*PROVIDED RECORDS*:
[Begin]

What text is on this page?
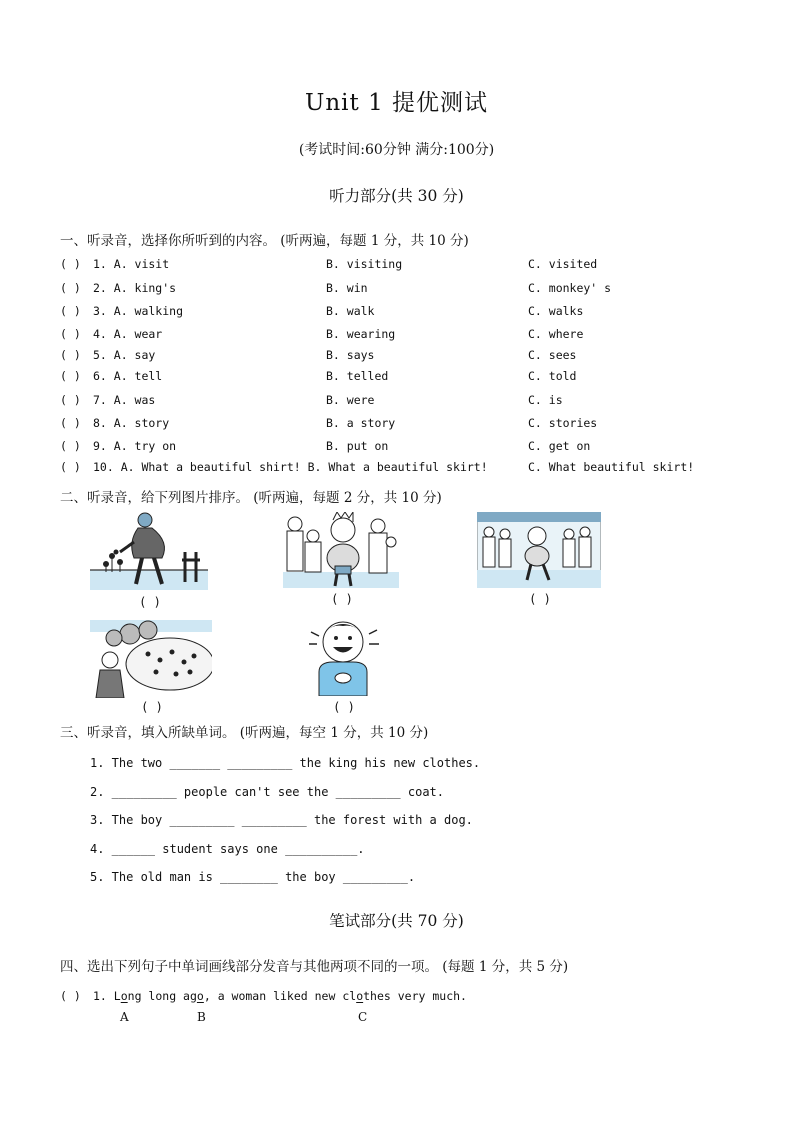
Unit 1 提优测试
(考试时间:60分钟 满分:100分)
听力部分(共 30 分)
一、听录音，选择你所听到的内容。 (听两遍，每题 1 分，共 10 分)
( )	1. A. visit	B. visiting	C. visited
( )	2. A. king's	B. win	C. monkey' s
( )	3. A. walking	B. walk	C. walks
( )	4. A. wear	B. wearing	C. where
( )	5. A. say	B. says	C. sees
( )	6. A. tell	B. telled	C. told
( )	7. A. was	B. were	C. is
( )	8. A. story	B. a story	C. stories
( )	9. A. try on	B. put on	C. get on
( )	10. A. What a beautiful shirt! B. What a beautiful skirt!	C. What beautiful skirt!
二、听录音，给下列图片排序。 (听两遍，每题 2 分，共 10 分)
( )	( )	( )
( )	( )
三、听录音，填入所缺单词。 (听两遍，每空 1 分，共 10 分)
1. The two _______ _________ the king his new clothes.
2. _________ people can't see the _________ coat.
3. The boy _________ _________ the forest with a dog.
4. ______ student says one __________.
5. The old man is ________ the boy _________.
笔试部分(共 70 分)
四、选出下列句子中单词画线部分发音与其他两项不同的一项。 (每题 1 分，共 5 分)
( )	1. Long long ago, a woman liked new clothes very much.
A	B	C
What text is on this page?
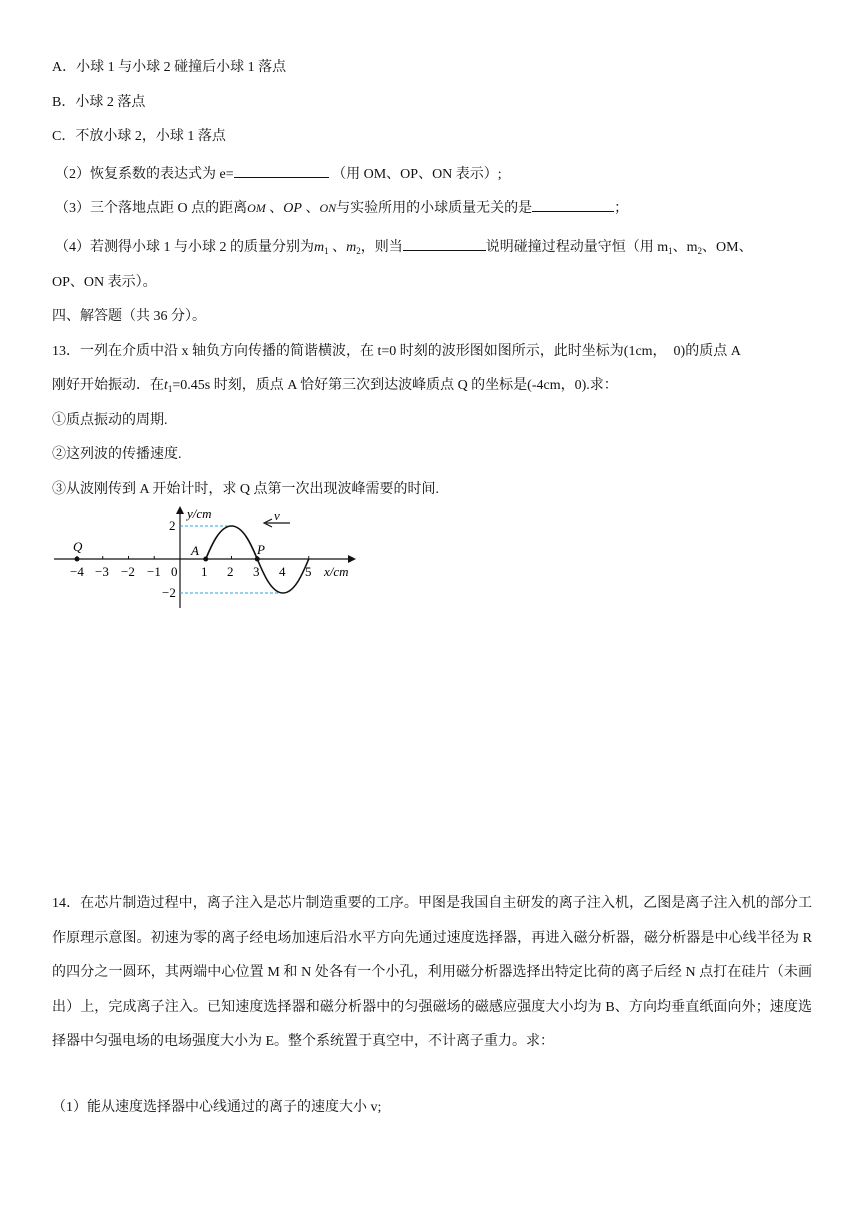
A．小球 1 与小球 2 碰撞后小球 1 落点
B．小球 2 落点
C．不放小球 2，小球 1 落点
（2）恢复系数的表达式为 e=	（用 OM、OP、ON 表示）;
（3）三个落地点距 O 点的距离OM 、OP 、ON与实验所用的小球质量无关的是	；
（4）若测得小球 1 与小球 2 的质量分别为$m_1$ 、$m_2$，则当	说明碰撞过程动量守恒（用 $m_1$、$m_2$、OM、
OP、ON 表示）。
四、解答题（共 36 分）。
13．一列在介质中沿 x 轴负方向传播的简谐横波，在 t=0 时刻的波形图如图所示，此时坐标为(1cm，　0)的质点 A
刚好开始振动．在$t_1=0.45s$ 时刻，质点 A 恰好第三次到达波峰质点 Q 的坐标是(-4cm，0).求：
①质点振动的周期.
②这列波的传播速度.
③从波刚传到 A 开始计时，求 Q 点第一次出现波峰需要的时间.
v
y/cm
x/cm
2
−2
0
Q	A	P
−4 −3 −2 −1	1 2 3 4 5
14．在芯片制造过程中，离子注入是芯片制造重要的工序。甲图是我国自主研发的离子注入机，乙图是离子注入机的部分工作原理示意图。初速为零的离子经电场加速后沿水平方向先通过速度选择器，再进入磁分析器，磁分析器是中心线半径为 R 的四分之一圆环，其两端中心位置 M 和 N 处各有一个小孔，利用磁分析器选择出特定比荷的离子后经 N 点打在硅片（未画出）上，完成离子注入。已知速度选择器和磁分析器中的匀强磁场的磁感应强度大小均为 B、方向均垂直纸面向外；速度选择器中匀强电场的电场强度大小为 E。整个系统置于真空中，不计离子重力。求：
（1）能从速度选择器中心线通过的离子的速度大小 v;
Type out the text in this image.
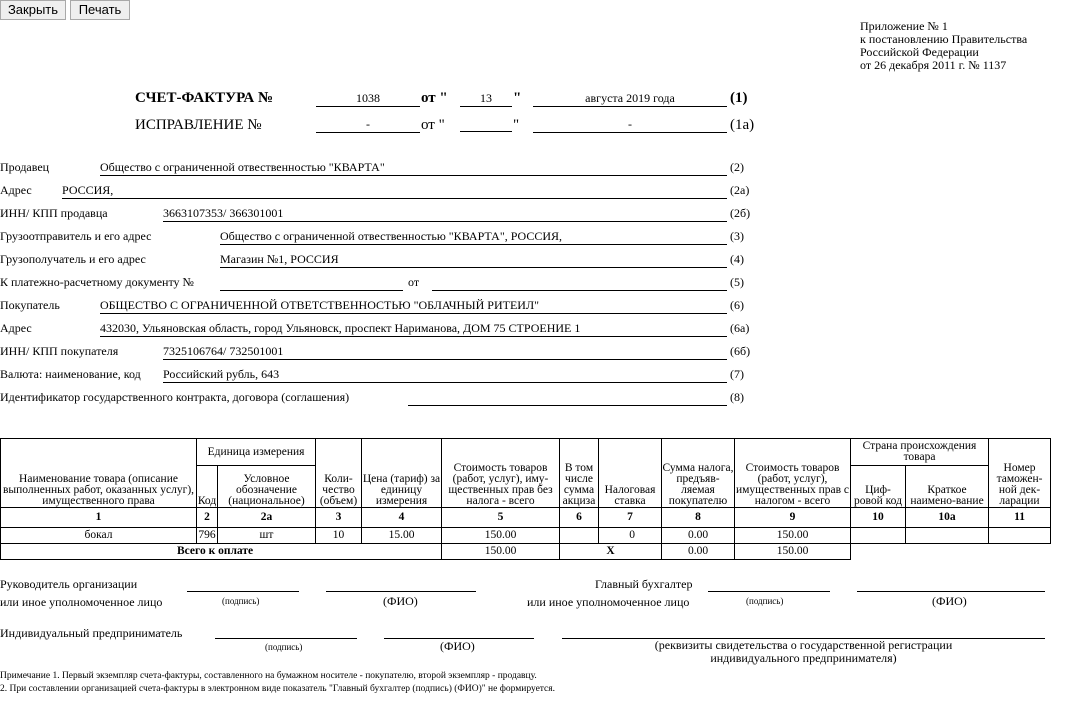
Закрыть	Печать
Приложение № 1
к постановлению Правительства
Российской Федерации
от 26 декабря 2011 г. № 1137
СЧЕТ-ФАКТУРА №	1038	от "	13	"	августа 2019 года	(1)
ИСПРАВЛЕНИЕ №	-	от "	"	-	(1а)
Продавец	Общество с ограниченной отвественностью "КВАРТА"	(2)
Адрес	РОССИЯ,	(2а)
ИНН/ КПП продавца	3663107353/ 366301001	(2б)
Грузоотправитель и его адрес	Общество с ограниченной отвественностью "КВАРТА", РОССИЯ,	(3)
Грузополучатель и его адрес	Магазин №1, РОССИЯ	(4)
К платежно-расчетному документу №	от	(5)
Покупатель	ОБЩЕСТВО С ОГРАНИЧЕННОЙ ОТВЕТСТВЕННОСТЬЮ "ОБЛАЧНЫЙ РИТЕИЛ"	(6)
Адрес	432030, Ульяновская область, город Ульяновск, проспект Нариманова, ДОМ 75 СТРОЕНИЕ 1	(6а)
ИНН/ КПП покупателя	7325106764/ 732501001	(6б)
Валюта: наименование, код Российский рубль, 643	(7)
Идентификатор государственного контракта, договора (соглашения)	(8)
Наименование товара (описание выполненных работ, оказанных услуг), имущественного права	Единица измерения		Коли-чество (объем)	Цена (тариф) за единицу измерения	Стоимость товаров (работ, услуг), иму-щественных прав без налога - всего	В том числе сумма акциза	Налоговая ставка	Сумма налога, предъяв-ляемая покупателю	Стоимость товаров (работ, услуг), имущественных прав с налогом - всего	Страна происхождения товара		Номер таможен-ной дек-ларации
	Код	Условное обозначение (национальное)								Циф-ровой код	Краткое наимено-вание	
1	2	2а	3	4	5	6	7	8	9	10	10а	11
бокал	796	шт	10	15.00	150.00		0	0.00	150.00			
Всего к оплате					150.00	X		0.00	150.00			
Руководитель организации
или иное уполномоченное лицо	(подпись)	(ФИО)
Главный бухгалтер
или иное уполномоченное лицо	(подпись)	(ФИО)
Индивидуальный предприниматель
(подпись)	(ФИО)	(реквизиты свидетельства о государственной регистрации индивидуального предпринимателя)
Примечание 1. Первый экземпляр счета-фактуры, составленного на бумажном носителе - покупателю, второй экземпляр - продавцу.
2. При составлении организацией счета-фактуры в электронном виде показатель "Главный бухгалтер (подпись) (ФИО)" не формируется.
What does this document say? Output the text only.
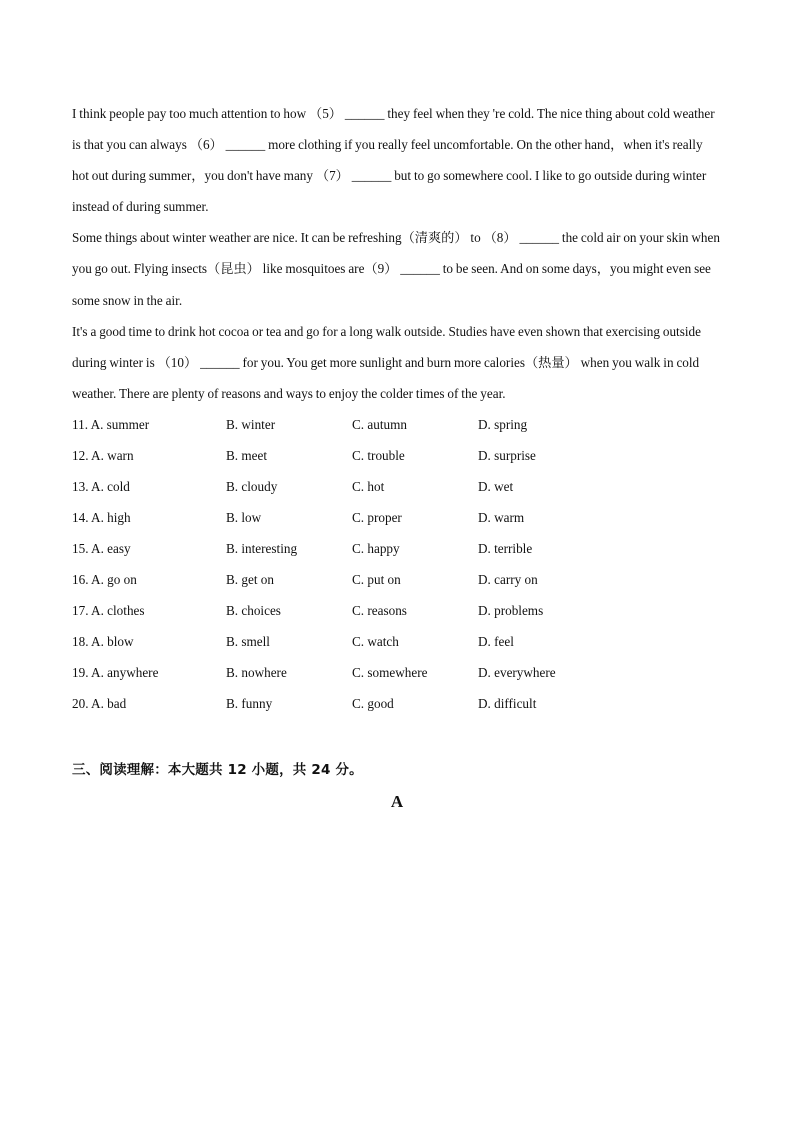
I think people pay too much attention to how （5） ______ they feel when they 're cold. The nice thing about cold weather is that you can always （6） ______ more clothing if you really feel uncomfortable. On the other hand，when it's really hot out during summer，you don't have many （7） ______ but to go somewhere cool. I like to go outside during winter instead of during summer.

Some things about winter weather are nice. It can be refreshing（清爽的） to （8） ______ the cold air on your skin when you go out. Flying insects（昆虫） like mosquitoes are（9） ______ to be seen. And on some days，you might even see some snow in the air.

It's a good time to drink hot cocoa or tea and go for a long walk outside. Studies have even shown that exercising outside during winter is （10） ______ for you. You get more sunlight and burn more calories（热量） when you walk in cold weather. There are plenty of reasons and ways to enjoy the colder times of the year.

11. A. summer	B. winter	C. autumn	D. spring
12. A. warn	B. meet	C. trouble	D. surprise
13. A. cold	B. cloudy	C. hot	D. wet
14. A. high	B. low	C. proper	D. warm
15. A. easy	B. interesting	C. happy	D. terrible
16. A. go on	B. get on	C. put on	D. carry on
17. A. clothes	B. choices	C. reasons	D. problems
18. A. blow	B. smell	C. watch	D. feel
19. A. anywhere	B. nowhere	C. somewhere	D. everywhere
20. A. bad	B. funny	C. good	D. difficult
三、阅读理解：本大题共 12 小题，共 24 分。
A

[End]

*SET PROBLEM*: Reproduce every entry word for word, but skip any pictures.

*ANSWER*:
What text is on this page?
Unit 1 提优测试
(考试时间:60分钟 满分:100分)
听力部分(共 30 分)
一、听录音，选择你所听到的内容。 (听两遍，每题 1 分，共 10 分)
( )	1. A. visit	B. visiting	C. visited
( )	2. A. king's	B. win	C. monkey' s
( )	3. A. walking	B. walk	C. walks
( )	4. A. wear	B. wearing	C. where
( )	5. A. say	B. says	C. sees
( )	6. A. tell	B. telled	C. told
( )	7. A. was	B. were	C. is
( )	8. A. story	B. a story	C. stories
( )	9. A. try on	B. put on	C. get on
( )	10. A. What a beautiful shirt! B. What a beautiful skirt!	C. What beautiful skirt!
二、听录音，给下列图片排序。 (听两遍，每题 2 分，共 10 分)
( )	( )	( )
( )	( )
三、听录音，填入所缺单词。 (听两遍，每空 1 分，共 10 分)
1. The two _______ _________ the king his new clothes.
2. _________ people can't see the _________ coat.
3. The boy _________ _________ the forest with a dog.
4. ______ student says one __________.
5. The old man is ________ the boy _________.
笔试部分(共 70 分)
四、选出下列句子中单词画线部分发音与其他两项不同的一项。 (每题 1 分，共 5 分)
( )	1. Long long ago, a woman liked new clothes very much.
A	B	C
What text is on this page?
A．小球 1 与小球 2 碰撞后小球 1 落点
B．小球 2 落点
C．不放小球 2，小球 1 落点
（2）恢复系数的表达式为 e=	（用 OM、OP、ON 表示）;
（3）三个落地点距 O 点的距离OM 、OP 、ON与实验所用的小球质量无关的是	；
（4）若测得小球 1 与小球 2 的质量分别为$m_1$ 、$m_2$，则当	说明碰撞过程动量守恒（用 $m_1$、$m_2$、OM、
OP、ON 表示）。
四、解答题（共 36 分）。
13．一列在介质中沿 x 轴负方向传播的简谐横波，在 t=0 时刻的波形图如图所示，此时坐标为(1cm，　0)的质点 A
刚好开始振动．在$t_1=0.45s$ 时刻，质点 A 恰好第三次到达波峰质点 Q 的坐标是(-4cm，0).求：
①质点振动的周期.
②这列波的传播速度.
③从波刚传到 A 开始计时，求 Q 点第一次出现波峰需要的时间.
v
y/cm
x/cm
2
−2
0
Q	A	P
−4 −3 −2 −1	1 2 3 4 5
14．在芯片制造过程中，离子注入是芯片制造重要的工序。甲图是我国自主研发的离子注入机，乙图是离子注入机的部分工作原理示意图。初速为零的离子经电场加速后沿水平方向先通过速度选择器，再进入磁分析器，磁分析器是中心线半径为 R 的四分之一圆环，其两端中心位置 M 和 N 处各有一个小孔，利用磁分析器选择出特定比荷的离子后经 N 点打在硅片（未画出）上，完成离子注入。已知速度选择器和磁分析器中的匀强磁场的磁感应强度大小均为 B、方向均垂直纸面向外；速度选择器中匀强电场的电场强度大小为 E。整个系统置于真空中，不计离子重力。求：
（1）能从速度选择器中心线通过的离子的速度大小 v;
Type out the text in this image.
Закрыть	Печать
Приложение № 1
к постановлению Правительства
Российской Федерации
от 26 декабря 2011 г. № 1137
СЧЕТ-ФАКТУРА №	1038	от "	13	"	августа 2019 года	(1)
ИСПРАВЛЕНИЕ №	-	от "	"	-	(1а)
Продавец	Общество с ограниченной отвественностью "КВАРТА"	(2)
Адрес	РОССИЯ,	(2а)
ИНН/ КПП продавца	3663107353/ 366301001	(2б)
Грузоотправитель и его адрес	Общество с ограниченной отвественностью "КВАРТА", РОССИЯ,	(3)
Грузополучатель и его адрес	Магазин №1, РОССИЯ	(4)
К платежно-расчетному документу №	от	(5)
Покупатель	ОБЩЕСТВО С ОГРАНИЧЕННОЙ ОТВЕТСТВЕННОСТЬЮ "ОБЛАЧНЫЙ РИТЕИЛ"	(6)
Адрес	432030, Ульяновская область, город Ульяновск, проспект Нариманова, ДОМ 75 СТРОЕНИЕ 1	(6а)
ИНН/ КПП покупателя	7325106764/ 732501001	(6б)
Валюта: наименование, код Российский рубль, 643	(7)
Идентификатор государственного контракта, договора (соглашения)	(8)
Наименование товара (описание выполненных работ, оказанных услуг), имущественного права	Единица измерения		Коли-чество (объем)	Цена (тариф) за единицу измерения	Стоимость товаров (работ, услуг), иму-щественных прав без налога - всего	В том числе сумма акциза	Налоговая ставка	Сумма налога, предъяв-ляемая покупателю	Стоимость товаров (работ, услуг), имущественных прав с налогом - всего	Страна происхождения товара		Номер таможен-ной дек-ларации
	Код	Условное обозначение (национальное)								Циф-ровой код	Краткое наимено-вание	
1	2	2а	3	4	5	6	7	8	9	10	10а	11
бокал	796	шт	10	15.00	150.00		0	0.00	150.00			
Всего к оплате					150.00	X		0.00	150.00			
Руководитель организации
или иное уполномоченное лицо	(подпись)	(ФИО)
Главный бухгалтер
или иное уполномоченное лицо	(подпись)	(ФИО)
Индивидуальный предприниматель
(подпись)	(ФИО)	(реквизиты свидетельства о государственной регистрации индивидуального предпринимателя)
Примечание 1. Первый экземпляр счета-фактуры, составленного на бумажном носителе - покупателю, второй экземпляр - продавцу.
2. При составлении организацией счета-фактуры в электронном виде показатель "Главный бухгалтер (подпись) (ФИО)" не формируется.
What does this document say? Output the text only.
I think people pay too much attention to how （5） ______ they feel when they 're cold. The nice thing about cold weather is that you can always （6） ______ more clothing if you really feel uncomfortable. On the other hand，when it's really hot out during summer，you don't have many （7） ______ but to go somewhere cool. I like to go outside during winter instead of during summer.

Some things about winter weather are nice. It can be refreshing（清爽的） to （8） ______ the cold air on your skin when you go out. Flying insects（昆虫） like mosquitoes are（9） ______ to be seen. And on some days，you might even see some snow in the air.

It's a good time to drink hot cocoa or tea and go for a long walk outside. Studies have even shown that exercising outside during winter is （10） ______ for you. You get more sunlight and burn more calories（热量） when you walk in cold weather. There are plenty of reasons and ways to enjoy the colder times of the year.

11. A. summer	B. winter	C. autumn	D. spring
12. A. warn	B. meet	C. trouble	D. surprise
13. A. cold	B. cloudy	C. hot	D. wet
14. A. high	B. low	C. proper	D. warm
15. A. easy	B. interesting	C. happy	D. terrible
16. A. go on	B. get on	C. put on	D. carry on
17. A. clothes	B. choices	C. reasons	D. problems
18. A. blow	B. smell	C. watch	D. feel
19. A. anywhere	B. nowhere	C. somewhere	D. everywhere
20. A. bad	B. funny	C. good	D. difficult
三、阅读理解：本大题共 12 小题，共 24 分。
A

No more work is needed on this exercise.